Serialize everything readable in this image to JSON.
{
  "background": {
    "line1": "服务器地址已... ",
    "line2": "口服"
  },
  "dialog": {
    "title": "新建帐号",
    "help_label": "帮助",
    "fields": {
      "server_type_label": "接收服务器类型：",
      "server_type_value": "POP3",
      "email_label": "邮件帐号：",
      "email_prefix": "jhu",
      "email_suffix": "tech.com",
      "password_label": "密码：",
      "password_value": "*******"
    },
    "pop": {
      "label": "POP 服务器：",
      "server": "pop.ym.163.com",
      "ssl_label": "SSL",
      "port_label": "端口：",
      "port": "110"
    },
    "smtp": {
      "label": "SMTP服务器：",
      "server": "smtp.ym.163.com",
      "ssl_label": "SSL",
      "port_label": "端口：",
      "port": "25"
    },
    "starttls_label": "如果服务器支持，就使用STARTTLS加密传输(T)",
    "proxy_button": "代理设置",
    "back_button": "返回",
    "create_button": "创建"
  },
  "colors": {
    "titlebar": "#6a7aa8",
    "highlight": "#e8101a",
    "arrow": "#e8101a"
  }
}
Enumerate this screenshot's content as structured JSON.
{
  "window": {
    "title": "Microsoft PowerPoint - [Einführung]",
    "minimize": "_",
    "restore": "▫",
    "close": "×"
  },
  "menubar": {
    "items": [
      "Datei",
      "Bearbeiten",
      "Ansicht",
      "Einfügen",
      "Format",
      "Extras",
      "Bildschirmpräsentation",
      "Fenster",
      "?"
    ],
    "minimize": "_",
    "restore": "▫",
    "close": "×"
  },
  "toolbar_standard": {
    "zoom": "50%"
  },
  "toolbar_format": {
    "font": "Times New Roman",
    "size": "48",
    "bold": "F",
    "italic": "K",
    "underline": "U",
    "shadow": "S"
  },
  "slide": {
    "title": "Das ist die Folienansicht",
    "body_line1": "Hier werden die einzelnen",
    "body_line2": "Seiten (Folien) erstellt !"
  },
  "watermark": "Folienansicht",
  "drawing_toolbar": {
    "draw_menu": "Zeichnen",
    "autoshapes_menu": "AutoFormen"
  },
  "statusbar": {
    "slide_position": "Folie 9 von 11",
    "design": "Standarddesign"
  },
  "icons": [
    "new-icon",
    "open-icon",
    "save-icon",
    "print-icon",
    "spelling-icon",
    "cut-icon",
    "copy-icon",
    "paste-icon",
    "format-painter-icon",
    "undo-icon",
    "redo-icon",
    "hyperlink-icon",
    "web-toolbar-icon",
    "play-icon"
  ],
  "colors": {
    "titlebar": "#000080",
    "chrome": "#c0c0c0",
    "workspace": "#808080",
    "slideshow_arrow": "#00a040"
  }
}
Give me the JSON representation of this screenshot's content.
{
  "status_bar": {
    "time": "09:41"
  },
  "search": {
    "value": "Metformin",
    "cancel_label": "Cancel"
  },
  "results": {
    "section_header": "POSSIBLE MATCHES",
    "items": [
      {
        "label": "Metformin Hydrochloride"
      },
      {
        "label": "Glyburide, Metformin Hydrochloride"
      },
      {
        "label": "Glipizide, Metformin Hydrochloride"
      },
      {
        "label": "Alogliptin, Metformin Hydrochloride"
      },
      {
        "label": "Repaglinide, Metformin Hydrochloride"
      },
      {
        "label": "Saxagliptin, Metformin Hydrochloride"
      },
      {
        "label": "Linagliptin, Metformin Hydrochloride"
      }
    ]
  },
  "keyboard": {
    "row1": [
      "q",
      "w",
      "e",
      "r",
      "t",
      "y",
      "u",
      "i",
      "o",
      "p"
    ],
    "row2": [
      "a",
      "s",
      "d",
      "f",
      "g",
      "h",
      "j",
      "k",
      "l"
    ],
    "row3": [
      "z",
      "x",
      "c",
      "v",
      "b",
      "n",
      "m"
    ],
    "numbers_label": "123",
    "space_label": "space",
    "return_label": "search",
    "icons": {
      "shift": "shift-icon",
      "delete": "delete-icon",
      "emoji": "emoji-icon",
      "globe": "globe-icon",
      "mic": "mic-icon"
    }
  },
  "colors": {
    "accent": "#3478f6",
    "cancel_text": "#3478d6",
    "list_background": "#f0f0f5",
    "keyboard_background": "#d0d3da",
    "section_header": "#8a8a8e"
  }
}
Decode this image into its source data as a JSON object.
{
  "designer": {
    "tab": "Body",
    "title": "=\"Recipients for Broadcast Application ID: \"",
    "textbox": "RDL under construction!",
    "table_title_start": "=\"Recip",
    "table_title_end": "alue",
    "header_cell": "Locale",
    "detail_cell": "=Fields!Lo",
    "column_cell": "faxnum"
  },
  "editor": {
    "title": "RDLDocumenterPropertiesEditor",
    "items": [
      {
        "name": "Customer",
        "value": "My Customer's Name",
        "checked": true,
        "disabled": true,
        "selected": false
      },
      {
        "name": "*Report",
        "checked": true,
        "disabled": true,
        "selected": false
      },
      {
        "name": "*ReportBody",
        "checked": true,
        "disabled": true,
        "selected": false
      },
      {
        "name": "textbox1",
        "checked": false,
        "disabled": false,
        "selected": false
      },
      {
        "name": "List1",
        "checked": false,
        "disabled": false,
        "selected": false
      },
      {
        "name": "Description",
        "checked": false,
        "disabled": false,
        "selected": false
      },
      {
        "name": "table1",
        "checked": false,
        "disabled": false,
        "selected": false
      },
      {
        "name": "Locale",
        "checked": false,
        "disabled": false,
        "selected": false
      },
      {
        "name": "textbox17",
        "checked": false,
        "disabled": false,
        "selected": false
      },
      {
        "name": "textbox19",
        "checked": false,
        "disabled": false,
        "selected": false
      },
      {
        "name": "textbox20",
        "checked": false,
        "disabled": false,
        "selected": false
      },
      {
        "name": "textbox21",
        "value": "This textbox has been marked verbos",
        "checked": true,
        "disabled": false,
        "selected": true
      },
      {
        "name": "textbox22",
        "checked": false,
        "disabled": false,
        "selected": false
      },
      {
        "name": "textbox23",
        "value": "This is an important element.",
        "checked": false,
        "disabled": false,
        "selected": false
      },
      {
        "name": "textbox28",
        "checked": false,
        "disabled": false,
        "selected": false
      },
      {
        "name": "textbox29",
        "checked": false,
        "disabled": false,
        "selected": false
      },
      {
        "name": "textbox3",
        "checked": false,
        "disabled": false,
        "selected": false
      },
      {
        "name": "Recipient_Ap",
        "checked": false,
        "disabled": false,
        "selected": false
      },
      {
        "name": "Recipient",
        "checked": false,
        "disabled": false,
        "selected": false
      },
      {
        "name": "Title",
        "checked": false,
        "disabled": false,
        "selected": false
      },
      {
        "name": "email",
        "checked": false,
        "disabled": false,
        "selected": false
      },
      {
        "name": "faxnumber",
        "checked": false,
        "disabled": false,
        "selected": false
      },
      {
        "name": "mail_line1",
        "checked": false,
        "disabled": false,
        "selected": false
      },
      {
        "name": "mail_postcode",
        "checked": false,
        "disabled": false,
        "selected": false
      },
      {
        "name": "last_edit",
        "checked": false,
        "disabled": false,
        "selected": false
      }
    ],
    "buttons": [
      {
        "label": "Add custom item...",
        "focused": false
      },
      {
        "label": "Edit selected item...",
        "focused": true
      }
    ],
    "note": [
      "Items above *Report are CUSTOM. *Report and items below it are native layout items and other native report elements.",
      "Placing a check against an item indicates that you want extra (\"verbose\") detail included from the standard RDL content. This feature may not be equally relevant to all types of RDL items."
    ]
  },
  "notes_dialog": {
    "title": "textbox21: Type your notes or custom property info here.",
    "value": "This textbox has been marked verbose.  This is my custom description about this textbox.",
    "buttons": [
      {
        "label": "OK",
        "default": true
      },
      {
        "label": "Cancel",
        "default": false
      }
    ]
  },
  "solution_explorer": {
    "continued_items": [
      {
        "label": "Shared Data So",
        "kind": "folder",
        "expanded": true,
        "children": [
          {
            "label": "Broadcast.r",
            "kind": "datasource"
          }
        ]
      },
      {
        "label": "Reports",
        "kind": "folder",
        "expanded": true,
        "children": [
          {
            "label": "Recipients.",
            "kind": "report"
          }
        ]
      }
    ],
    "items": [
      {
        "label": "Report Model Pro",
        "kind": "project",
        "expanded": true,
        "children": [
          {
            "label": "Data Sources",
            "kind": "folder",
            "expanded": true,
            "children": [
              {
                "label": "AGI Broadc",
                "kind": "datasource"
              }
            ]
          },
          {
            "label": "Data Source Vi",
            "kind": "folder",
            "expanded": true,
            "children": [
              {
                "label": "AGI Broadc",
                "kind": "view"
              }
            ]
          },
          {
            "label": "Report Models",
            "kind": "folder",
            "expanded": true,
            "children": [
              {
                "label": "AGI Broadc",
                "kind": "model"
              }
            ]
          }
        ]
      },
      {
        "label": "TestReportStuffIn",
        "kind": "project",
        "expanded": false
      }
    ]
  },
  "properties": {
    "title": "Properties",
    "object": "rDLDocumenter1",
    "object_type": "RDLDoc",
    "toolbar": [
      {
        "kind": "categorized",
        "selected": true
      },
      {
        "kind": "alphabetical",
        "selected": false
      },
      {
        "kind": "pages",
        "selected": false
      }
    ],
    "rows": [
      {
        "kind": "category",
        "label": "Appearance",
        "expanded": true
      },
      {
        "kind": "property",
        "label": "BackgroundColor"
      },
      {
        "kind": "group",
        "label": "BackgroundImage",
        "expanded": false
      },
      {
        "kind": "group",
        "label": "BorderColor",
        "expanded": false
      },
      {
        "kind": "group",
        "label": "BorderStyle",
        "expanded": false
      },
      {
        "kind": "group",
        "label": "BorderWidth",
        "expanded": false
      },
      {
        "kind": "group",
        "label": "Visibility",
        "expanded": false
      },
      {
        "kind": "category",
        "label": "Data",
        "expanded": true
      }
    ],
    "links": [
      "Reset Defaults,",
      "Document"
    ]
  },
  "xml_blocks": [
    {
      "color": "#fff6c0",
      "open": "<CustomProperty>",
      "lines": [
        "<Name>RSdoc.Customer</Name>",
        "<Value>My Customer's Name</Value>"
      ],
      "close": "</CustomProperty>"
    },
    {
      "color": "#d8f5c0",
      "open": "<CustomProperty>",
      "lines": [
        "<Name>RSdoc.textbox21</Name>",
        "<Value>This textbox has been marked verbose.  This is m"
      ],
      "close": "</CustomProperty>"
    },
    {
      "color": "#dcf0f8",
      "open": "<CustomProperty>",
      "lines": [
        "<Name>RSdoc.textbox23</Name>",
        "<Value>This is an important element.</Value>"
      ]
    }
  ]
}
..............................
WRITTEN INSTRUCTION
Lines that hold "marked" are the ones to copy; find all of them.

EXERCISE OUTPUT
        "value": "This textbox has been marked verbos",
    "value": "This textbox has been marked verbose.  This is my custom description about this textbox.",
        "<Value>This textbox has been marked verbose.  This is m"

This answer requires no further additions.